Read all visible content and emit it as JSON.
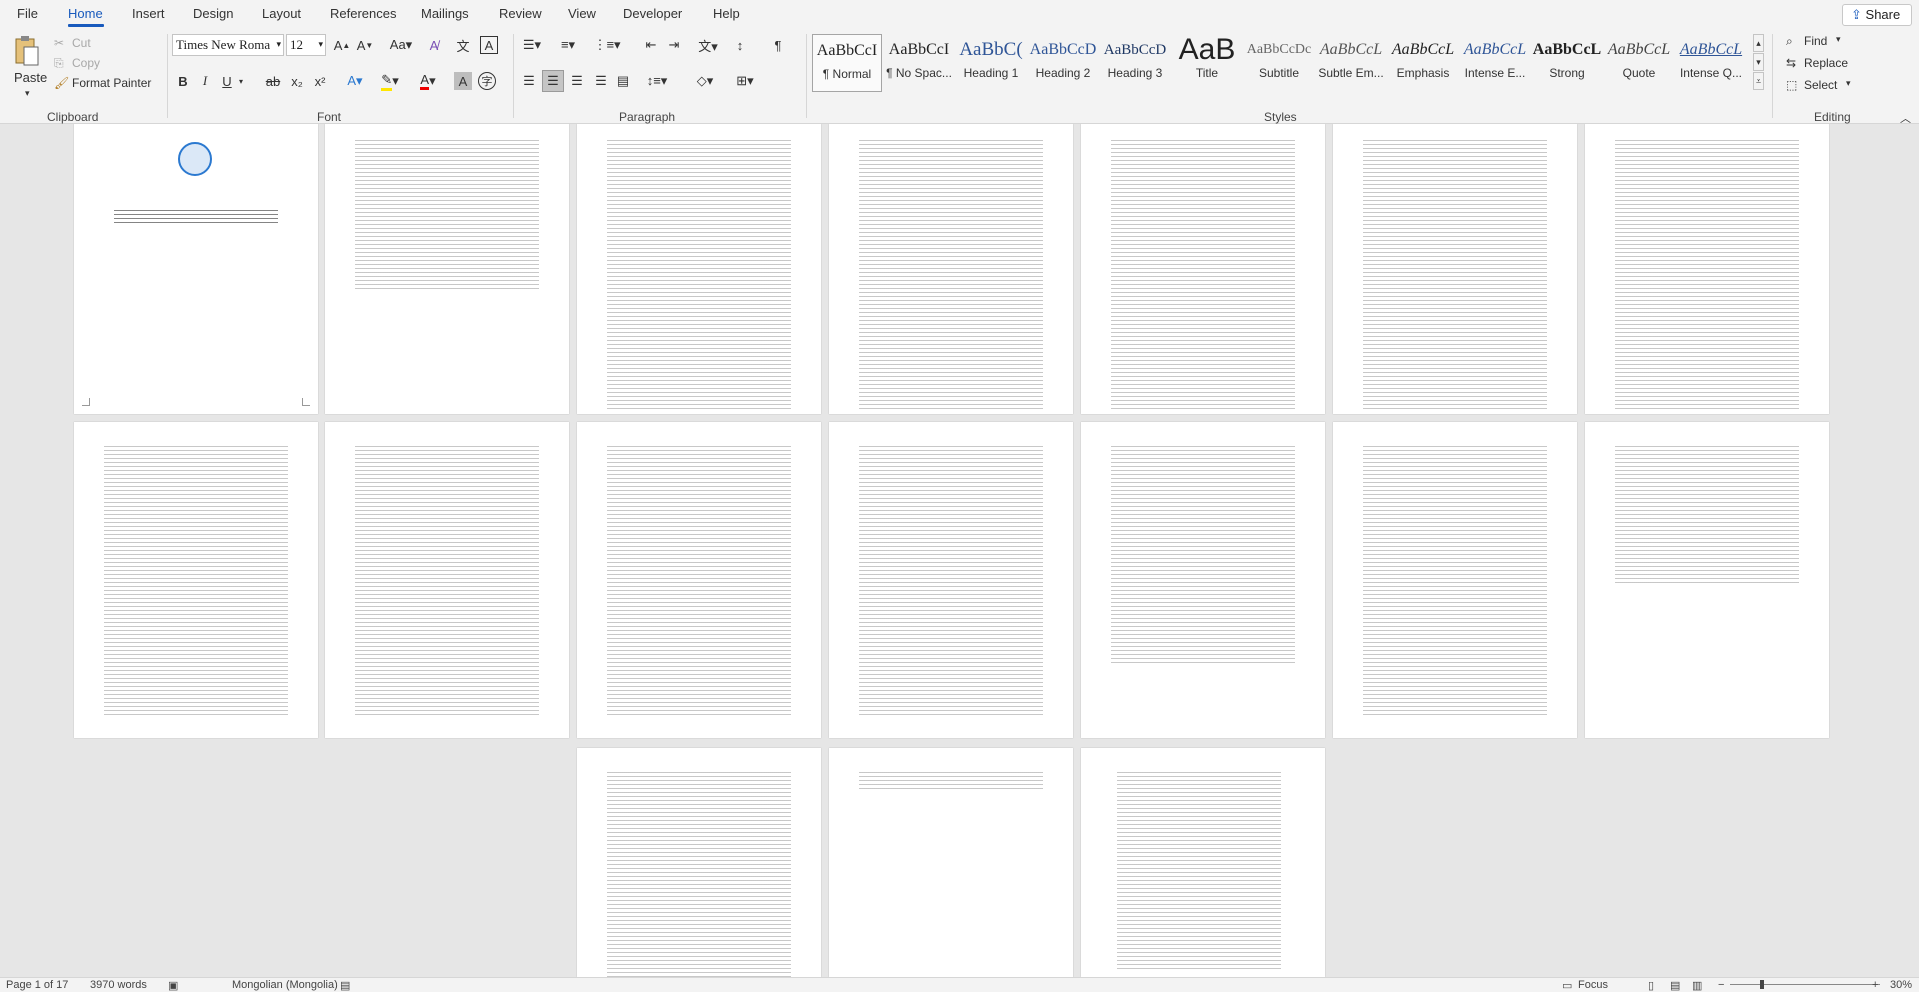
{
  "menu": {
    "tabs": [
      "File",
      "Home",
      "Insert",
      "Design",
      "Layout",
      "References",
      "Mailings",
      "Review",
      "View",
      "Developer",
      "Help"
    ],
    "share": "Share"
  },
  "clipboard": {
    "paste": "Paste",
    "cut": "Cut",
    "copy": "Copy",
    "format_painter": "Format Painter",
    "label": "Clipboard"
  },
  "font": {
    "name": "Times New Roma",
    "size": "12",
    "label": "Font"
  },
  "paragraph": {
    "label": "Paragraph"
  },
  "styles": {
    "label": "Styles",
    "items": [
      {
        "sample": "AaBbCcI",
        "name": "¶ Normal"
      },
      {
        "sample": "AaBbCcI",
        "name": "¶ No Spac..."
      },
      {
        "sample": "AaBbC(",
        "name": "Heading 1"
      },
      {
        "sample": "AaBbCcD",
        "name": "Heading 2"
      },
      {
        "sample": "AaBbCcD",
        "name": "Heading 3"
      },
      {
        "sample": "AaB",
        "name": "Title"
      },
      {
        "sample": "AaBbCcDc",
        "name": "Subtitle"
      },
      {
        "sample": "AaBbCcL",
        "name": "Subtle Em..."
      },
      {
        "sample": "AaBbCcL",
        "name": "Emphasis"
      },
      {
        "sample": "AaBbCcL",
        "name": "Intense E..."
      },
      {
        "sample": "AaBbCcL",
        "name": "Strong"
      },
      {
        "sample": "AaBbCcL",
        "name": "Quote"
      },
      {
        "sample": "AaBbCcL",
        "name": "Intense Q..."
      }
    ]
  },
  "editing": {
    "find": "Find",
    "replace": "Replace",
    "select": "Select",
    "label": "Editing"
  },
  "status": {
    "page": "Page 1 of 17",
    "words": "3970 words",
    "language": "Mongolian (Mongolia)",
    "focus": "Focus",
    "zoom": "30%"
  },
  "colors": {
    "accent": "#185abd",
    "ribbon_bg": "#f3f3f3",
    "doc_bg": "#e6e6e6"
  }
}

◆ ◆ ◆ ◆ ◆ ◆ ◆

> **Given request**: Transcribe the material as is, with images omitted.

> **Answer to this exercise**:
Read all visible content and emit it as JSON.
{
  "menu": {
    "tabs": [
      "File",
      "Home",
      "Insert",
      "Design",
      "Layout",
      "References",
      "Mailings",
      "Review",
      "View",
      "Developer",
      "Help"
    ],
    "share": "Share"
  },
  "clipboard": {
    "paste": "Paste",
    "cut": "Cut",
    "copy": "Copy",
    "format_painter": "Format Painter",
    "label": "Clipboard"
  },
  "font": {
    "name": "Times New Roma",
    "size": "12",
    "label": "Font"
  },
  "paragraph": {
    "label": "Paragraph"
  },
  "styles": {
    "label": "Styles",
    "items": [
      {
        "sample": "AaBbCcI",
        "name": "¶ Normal"
      },
      {
        "sample": "AaBbCcI",
        "name": "¶ No Spac..."
      },
      {
        "sample": "AaBbC(",
        "name": "Heading 1"
      },
      {
        "sample": "AaBbCcD",
        "name": "Heading 2"
      },
      {
        "sample": "AaBbCcD",
        "name": "Heading 3"
      },
      {
        "sample": "AaB",
        "name": "Title"
      },
      {
        "sample": "AaBbCcDc",
        "name": "Subtitle"
      },
      {
        "sample": "AaBbCcL",
        "name": "Subtle Em..."
      },
      {
        "sample": "AaBbCcL",
        "name": "Emphasis"
      },
      {
        "sample": "AaBbCcL",
        "name": "Intense E..."
      },
      {
        "sample": "AaBbCcL",
        "name": "Strong"
      },
      {
        "sample": "AaBbCcL",
        "name": "Quote"
      },
      {
        "sample": "AaBbCcL",
        "name": "Intense Q..."
      }
    ]
  },
  "editing": {
    "find": "Find",
    "replace": "Replace",
    "select": "Select",
    "label": "Editing"
  },
  "status": {
    "page": "Page 1 of 17",
    "words": "3970 words",
    "language": "Mongolian (Mongolia)",
    "focus": "Focus",
    "zoom": "30%"
  },
  "colors": {
    "accent": "#185abd",
    "ribbon_bg": "#f3f3f3",
    "doc_bg": "#e6e6e6"
  }
}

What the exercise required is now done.